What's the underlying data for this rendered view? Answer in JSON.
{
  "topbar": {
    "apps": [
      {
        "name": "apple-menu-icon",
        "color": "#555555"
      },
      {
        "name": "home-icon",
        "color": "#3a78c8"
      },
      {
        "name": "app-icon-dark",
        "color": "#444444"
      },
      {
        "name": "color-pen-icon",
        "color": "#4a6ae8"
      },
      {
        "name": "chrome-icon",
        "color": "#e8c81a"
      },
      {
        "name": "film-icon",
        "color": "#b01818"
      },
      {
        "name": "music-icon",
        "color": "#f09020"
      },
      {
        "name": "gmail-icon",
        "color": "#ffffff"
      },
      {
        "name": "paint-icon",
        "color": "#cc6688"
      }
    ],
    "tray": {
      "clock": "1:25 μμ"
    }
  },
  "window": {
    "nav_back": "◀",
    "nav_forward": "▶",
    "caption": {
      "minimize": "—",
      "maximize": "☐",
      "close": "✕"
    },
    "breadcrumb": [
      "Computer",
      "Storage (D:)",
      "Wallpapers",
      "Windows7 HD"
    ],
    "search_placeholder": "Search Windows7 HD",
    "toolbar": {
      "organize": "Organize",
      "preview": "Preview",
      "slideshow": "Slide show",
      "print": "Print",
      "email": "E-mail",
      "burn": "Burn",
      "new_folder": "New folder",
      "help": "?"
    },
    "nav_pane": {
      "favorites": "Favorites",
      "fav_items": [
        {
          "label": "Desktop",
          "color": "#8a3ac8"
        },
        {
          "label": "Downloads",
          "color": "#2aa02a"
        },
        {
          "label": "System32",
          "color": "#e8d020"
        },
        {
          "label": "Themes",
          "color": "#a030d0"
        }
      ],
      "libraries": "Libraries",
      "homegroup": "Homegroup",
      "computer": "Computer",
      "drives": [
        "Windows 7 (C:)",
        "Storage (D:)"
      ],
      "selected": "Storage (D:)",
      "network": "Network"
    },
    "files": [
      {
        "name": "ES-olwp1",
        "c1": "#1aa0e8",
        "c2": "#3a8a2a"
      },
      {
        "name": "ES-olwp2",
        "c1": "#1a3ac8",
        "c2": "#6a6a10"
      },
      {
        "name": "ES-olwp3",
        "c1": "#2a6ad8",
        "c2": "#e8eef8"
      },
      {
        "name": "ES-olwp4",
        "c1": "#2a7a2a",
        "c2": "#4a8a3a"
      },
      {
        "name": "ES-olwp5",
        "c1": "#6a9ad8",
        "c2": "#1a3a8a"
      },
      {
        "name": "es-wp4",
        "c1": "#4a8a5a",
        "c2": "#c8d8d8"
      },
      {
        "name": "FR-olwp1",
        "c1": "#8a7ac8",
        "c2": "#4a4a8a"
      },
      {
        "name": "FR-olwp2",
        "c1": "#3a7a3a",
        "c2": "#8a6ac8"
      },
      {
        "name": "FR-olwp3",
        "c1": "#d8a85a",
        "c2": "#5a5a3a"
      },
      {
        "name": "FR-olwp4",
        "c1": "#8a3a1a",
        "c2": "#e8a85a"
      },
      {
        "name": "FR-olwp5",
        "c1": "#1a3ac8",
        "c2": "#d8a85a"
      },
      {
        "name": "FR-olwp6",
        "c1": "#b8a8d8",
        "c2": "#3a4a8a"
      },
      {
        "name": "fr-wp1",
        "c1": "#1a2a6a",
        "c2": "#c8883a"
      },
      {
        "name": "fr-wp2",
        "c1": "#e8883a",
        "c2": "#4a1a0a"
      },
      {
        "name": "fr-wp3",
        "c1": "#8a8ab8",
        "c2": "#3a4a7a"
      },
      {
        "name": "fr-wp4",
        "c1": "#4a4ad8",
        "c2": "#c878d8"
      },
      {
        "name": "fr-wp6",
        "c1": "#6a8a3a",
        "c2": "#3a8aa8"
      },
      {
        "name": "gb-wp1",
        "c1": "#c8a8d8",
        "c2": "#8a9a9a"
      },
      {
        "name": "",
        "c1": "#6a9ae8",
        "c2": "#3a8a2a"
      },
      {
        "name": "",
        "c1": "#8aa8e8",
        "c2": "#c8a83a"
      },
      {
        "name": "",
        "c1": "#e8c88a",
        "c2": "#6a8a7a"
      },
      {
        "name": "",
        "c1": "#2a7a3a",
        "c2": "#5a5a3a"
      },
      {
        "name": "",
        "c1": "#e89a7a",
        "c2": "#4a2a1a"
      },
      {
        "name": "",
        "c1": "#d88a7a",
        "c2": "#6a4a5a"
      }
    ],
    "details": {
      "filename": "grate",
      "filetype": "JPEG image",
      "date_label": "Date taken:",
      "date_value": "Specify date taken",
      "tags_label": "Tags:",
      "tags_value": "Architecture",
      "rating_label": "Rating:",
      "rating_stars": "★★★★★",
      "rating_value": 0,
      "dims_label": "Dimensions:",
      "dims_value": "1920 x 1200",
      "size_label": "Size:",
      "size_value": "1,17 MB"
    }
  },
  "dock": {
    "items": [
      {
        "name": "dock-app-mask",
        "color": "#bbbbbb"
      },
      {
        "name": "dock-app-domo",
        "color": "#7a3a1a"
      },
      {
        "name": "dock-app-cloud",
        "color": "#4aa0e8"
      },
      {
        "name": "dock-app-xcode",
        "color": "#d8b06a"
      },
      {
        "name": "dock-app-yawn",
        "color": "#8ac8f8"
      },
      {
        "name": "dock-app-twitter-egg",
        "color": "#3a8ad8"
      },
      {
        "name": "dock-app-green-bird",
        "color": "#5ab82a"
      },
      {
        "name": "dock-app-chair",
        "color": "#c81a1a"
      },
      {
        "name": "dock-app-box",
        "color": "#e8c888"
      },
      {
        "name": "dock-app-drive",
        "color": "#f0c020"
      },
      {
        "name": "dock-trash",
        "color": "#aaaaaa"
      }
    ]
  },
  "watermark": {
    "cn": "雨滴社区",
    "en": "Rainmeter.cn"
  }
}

━━━━━━━━━━━━━━━━━━━━

### STATED GOAL
Each entry is to be returned in full, character for character.

### COMPLETED TASK
What's the underlying data for this rendered view? Answer in JSON.
{
  "topbar": {
    "apps": [
      {
        "name": "apple-menu-icon",
        "color": "#555555"
      },
      {
        "name": "home-icon",
        "color": "#3a78c8"
      },
      {
        "name": "app-icon-dark",
        "color": "#444444"
      },
      {
        "name": "color-pen-icon",
        "color": "#4a6ae8"
      },
      {
        "name": "chrome-icon",
        "color": "#e8c81a"
      },
      {
        "name": "film-icon",
        "color": "#b01818"
      },
      {
        "name": "music-icon",
        "color": "#f09020"
      },
      {
        "name": "gmail-icon",
        "color": "#ffffff"
      },
      {
        "name": "paint-icon",
        "color": "#cc6688"
      }
    ],
    "tray": {
      "clock": "1:25 μμ"
    }
  },
  "window": {
    "nav_back": "◀",
    "nav_forward": "▶",
    "caption": {
      "minimize": "—",
      "maximize": "☐",
      "close": "✕"
    },
    "breadcrumb": [
      "Computer",
      "Storage (D:)",
      "Wallpapers",
      "Windows7 HD"
    ],
    "search_placeholder": "Search Windows7 HD",
    "toolbar": {
      "organize": "Organize",
      "preview": "Preview",
      "slideshow": "Slide show",
      "print": "Print",
      "email": "E-mail",
      "burn": "Burn",
      "new_folder": "New folder",
      "help": "?"
    },
    "nav_pane": {
      "favorites": "Favorites",
      "fav_items": [
        {
          "label": "Desktop",
          "color": "#8a3ac8"
        },
        {
          "label": "Downloads",
          "color": "#2aa02a"
        },
        {
          "label": "System32",
          "color": "#e8d020"
        },
        {
          "label": "Themes",
          "color": "#a030d0"
        }
      ],
      "libraries": "Libraries",
      "homegroup": "Homegroup",
      "computer": "Computer",
      "drives": [
        "Windows 7 (C:)",
        "Storage (D:)"
      ],
      "selected": "Storage (D:)",
      "network": "Network"
    },
    "files": [
      {
        "name": "ES-olwp1",
        "c1": "#1aa0e8",
        "c2": "#3a8a2a"
      },
      {
        "name": "ES-olwp2",
        "c1": "#1a3ac8",
        "c2": "#6a6a10"
      },
      {
        "name": "ES-olwp3",
        "c1": "#2a6ad8",
        "c2": "#e8eef8"
      },
      {
        "name": "ES-olwp4",
        "c1": "#2a7a2a",
        "c2": "#4a8a3a"
      },
      {
        "name": "ES-olwp5",
        "c1": "#6a9ad8",
        "c2": "#1a3a8a"
      },
      {
        "name": "es-wp4",
        "c1": "#4a8a5a",
        "c2": "#c8d8d8"
      },
      {
        "name": "FR-olwp1",
        "c1": "#8a7ac8",
        "c2": "#4a4a8a"
      },
      {
        "name": "FR-olwp2",
        "c1": "#3a7a3a",
        "c2": "#8a6ac8"
      },
      {
        "name": "FR-olwp3",
        "c1": "#d8a85a",
        "c2": "#5a5a3a"
      },
      {
        "name": "FR-olwp4",
        "c1": "#8a3a1a",
        "c2": "#e8a85a"
      },
      {
        "name": "FR-olwp5",
        "c1": "#1a3ac8",
        "c2": "#d8a85a"
      },
      {
        "name": "FR-olwp6",
        "c1": "#b8a8d8",
        "c2": "#3a4a8a"
      },
      {
        "name": "fr-wp1",
        "c1": "#1a2a6a",
        "c2": "#c8883a"
      },
      {
        "name": "fr-wp2",
        "c1": "#e8883a",
        "c2": "#4a1a0a"
      },
      {
        "name": "fr-wp3",
        "c1": "#8a8ab8",
        "c2": "#3a4a7a"
      },
      {
        "name": "fr-wp4",
        "c1": "#4a4ad8",
        "c2": "#c878d8"
      },
      {
        "name": "fr-wp6",
        "c1": "#6a8a3a",
        "c2": "#3a8aa8"
      },
      {
        "name": "gb-wp1",
        "c1": "#c8a8d8",
        "c2": "#8a9a9a"
      },
      {
        "name": "",
        "c1": "#6a9ae8",
        "c2": "#3a8a2a"
      },
      {
        "name": "",
        "c1": "#8aa8e8",
        "c2": "#c8a83a"
      },
      {
        "name": "",
        "c1": "#e8c88a",
        "c2": "#6a8a7a"
      },
      {
        "name": "",
        "c1": "#2a7a3a",
        "c2": "#5a5a3a"
      },
      {
        "name": "",
        "c1": "#e89a7a",
        "c2": "#4a2a1a"
      },
      {
        "name": "",
        "c1": "#d88a7a",
        "c2": "#6a4a5a"
      }
    ],
    "details": {
      "filename": "grate",
      "filetype": "JPEG image",
      "date_label": "Date taken:",
      "date_value": "Specify date taken",
      "tags_label": "Tags:",
      "tags_value": "Architecture",
      "rating_label": "Rating:",
      "rating_stars": "★★★★★",
      "rating_value": 0,
      "dims_label": "Dimensions:",
      "dims_value": "1920 x 1200",
      "size_label": "Size:",
      "size_value": "1,17 MB"
    }
  },
  "dock": {
    "items": [
      {
        "name": "dock-app-mask",
        "color": "#bbbbbb"
      },
      {
        "name": "dock-app-domo",
        "color": "#7a3a1a"
      },
      {
        "name": "dock-app-cloud",
        "color": "#4aa0e8"
      },
      {
        "name": "dock-app-xcode",
        "color": "#d8b06a"
      },
      {
        "name": "dock-app-yawn",
        "color": "#8ac8f8"
      },
      {
        "name": "dock-app-twitter-egg",
        "color": "#3a8ad8"
      },
      {
        "name": "dock-app-green-bird",
        "color": "#5ab82a"
      },
      {
        "name": "dock-app-chair",
        "color": "#c81a1a"
      },
      {
        "name": "dock-app-box",
        "color": "#e8c888"
      },
      {
        "name": "dock-app-drive",
        "color": "#f0c020"
      },
      {
        "name": "dock-trash",
        "color": "#aaaaaa"
      }
    ]
  },
  "watermark": {
    "cn": "雨滴社区",
    "en": "Rainmeter.cn"
  }
}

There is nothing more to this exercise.